Below is the data. Give it again, complete and exact.

================

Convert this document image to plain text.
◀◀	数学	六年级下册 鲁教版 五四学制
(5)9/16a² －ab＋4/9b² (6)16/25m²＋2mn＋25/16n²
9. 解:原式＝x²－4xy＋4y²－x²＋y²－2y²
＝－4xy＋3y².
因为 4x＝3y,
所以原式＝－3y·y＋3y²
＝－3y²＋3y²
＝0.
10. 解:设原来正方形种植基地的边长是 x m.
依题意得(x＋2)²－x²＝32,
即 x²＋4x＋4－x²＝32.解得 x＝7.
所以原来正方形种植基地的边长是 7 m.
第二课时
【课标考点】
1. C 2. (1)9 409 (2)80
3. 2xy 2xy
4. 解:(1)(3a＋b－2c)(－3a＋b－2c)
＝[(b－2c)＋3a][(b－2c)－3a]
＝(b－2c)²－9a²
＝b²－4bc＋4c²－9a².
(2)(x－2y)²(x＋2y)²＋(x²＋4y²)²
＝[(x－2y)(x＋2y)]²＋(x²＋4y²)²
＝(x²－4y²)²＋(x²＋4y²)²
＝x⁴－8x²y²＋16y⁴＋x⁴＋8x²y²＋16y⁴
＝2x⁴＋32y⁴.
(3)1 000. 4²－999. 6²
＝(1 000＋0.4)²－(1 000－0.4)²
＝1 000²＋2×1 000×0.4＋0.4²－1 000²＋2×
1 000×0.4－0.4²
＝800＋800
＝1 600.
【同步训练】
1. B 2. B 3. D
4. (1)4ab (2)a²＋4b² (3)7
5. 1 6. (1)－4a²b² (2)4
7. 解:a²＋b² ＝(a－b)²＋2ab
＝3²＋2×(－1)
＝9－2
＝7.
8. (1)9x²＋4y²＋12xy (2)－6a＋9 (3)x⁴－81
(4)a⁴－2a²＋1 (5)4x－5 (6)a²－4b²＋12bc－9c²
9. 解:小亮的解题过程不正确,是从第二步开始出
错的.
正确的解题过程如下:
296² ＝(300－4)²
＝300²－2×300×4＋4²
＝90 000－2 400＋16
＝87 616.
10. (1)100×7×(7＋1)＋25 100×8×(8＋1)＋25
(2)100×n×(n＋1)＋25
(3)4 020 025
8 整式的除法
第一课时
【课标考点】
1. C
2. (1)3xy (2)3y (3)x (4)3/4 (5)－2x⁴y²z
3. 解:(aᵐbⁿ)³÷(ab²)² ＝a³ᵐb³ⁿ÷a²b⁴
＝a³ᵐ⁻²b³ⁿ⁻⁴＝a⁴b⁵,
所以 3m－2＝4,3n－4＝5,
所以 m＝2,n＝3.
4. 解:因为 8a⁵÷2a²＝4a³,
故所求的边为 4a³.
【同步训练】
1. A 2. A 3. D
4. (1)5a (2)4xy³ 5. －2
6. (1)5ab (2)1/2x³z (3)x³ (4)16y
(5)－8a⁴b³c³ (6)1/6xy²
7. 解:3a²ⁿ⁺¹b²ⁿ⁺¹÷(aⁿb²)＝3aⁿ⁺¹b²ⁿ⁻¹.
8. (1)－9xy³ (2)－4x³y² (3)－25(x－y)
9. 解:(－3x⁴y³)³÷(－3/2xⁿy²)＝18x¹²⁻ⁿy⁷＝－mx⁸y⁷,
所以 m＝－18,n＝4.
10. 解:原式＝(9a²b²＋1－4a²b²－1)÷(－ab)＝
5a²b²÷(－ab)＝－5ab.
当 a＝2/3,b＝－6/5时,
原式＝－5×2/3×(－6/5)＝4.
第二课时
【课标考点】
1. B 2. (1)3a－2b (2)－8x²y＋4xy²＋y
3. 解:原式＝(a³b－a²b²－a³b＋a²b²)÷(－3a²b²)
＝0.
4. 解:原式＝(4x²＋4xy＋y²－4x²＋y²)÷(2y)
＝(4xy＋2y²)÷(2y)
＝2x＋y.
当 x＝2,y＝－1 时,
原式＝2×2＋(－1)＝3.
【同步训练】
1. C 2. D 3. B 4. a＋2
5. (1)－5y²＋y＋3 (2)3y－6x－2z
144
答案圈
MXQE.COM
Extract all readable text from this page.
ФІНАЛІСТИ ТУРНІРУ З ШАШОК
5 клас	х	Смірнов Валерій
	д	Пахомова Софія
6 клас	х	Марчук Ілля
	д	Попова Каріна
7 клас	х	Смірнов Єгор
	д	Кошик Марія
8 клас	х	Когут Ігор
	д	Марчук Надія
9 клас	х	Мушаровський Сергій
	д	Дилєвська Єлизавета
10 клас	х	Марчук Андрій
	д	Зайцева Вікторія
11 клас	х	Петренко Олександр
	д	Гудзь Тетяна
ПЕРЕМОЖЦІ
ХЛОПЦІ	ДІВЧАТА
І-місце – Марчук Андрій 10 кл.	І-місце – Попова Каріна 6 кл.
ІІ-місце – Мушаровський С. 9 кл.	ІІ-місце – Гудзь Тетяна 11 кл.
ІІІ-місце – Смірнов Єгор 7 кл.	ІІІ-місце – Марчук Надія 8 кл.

================

- **Solution to this exercise**:
Convert this document image to plain text.
◀◀	数学	六年级下册 鲁教版 五四学制
(5)9/16a² －ab＋4/9b² (6)16/25m²＋2mn＋25/16n²
9. 解:原式＝x²－4xy＋4y²－x²＋y²－2y²
＝－4xy＋3y².
因为 4x＝3y,
所以原式＝－3y·y＋3y²
＝－3y²＋3y²
＝0.
10. 解:设原来正方形种植基地的边长是 x m.
依题意得(x＋2)²－x²＝32,
即 x²＋4x＋4－x²＝32.解得 x＝7.
所以原来正方形种植基地的边长是 7 m.
第二课时
【课标考点】
1. C 2. (1)9 409 (2)80
3. 2xy 2xy
4. 解:(1)(3a＋b－2c)(－3a＋b－2c)
＝[(b－2c)＋3a][(b－2c)－3a]
＝(b－2c)²－9a²
＝b²－4bc＋4c²－9a².
(2)(x－2y)²(x＋2y)²＋(x²＋4y²)²
＝[(x－2y)(x＋2y)]²＋(x²＋4y²)²
＝(x²－4y²)²＋(x²＋4y²)²
＝x⁴－8x²y²＋16y⁴＋x⁴＋8x²y²＋16y⁴
＝2x⁴＋32y⁴.
(3)1 000. 4²－999. 6²
＝(1 000＋0.4)²－(1 000－0.4)²
＝1 000²＋2×1 000×0.4＋0.4²－1 000²＋2×
1 000×0.4－0.4²
＝800＋800
＝1 600.
【同步训练】
1. B 2. B 3. D
4. (1)4ab (2)a²＋4b² (3)7
5. 1 6. (1)－4a²b² (2)4
7. 解:a²＋b² ＝(a－b)²＋2ab
＝3²＋2×(－1)
＝9－2
＝7.
8. (1)9x²＋4y²＋12xy (2)－6a＋9 (3)x⁴－81
(4)a⁴－2a²＋1 (5)4x－5 (6)a²－4b²＋12bc－9c²
9. 解:小亮的解题过程不正确,是从第二步开始出
错的.
正确的解题过程如下:
296² ＝(300－4)²
＝300²－2×300×4＋4²
＝90 000－2 400＋16
＝87 616.
10. (1)100×7×(7＋1)＋25 100×8×(8＋1)＋25
(2)100×n×(n＋1)＋25
(3)4 020 025
8 整式的除法
第一课时
【课标考点】
1. C
2. (1)3xy (2)3y (3)x (4)3/4 (5)－2x⁴y²z
3. 解:(aᵐbⁿ)³÷(ab²)² ＝a³ᵐb³ⁿ÷a²b⁴
＝a³ᵐ⁻²b³ⁿ⁻⁴＝a⁴b⁵,
所以 3m－2＝4,3n－4＝5,
所以 m＝2,n＝3.
4. 解:因为 8a⁵÷2a²＝4a³,
故所求的边为 4a³.
【同步训练】
1. A 2. A 3. D
4. (1)5a (2)4xy³ 5. －2
6. (1)5ab (2)1/2x³z (3)x³ (4)16y
(5)－8a⁴b³c³ (6)1/6xy²
7. 解:3a²ⁿ⁺¹b²ⁿ⁺¹÷(aⁿb²)＝3aⁿ⁺¹b²ⁿ⁻¹.
8. (1)－9xy³ (2)－4x³y² (3)－25(x－y)
9. 解:(－3x⁴y³)³÷(－3/2xⁿy²)＝18x¹²⁻ⁿy⁷＝－mx⁸y⁷,
所以 m＝－18,n＝4.
10. 解:原式＝(9a²b²＋1－4a²b²－1)÷(－ab)＝
5a²b²÷(－ab)＝－5ab.
当 a＝2/3,b＝－6/5时,
原式＝－5×2/3×(－6/5)＝4.
第二课时
【课标考点】
1. B 2. (1)3a－2b (2)－8x²y＋4xy²＋y
3. 解:原式＝(a³b－a²b²－a³b＋a²b²)÷(－3a²b²)
＝0.
4. 解:原式＝(4x²＋4xy＋y²－4x²＋y²)÷(2y)
＝(4xy＋2y²)÷(2y)
＝2x＋y.
当 x＝2,y＝－1 时,
原式＝2×2＋(－1)＝3.
【同步训练】
1. C 2. D 3. B 4. a＋2
5. (1)－5y²＋y＋3 (2)3y－6x－2z
144
答案圈
MXQE.COM
Extract all readable text from this page.
ФІНАЛІСТИ ТУРНІРУ З ШАШОК
5 клас	х	Смірнов Валерій
	д	Пахомова Софія
6 клас	х	Марчук Ілля
	д	Попова Каріна
7 клас	х	Смірнов Єгор
	д	Кошик Марія
8 клас	х	Когут Ігор
	д	Марчук Надія
9 клас	х	Мушаровський Сергій
	д	Дилєвська Єлизавета
10 клас	х	Марчук Андрій
	д	Зайцева Вікторія
11 клас	х	Петренко Олександр
	д	Гудзь Тетяна
ПЕРЕМОЖЦІ
ХЛОПЦІ	ДІВЧАТА
І-місце – Марчук Андрій 10 кл.	І-місце – Попова Каріна 6 кл.
ІІ-місце – Мушаровський С. 9 кл.	ІІ-місце – Гудзь Тетяна 11 кл.
ІІІ-місце – Смірнов Єгор 7 кл.	ІІІ-місце – Марчук Надія 8 кл.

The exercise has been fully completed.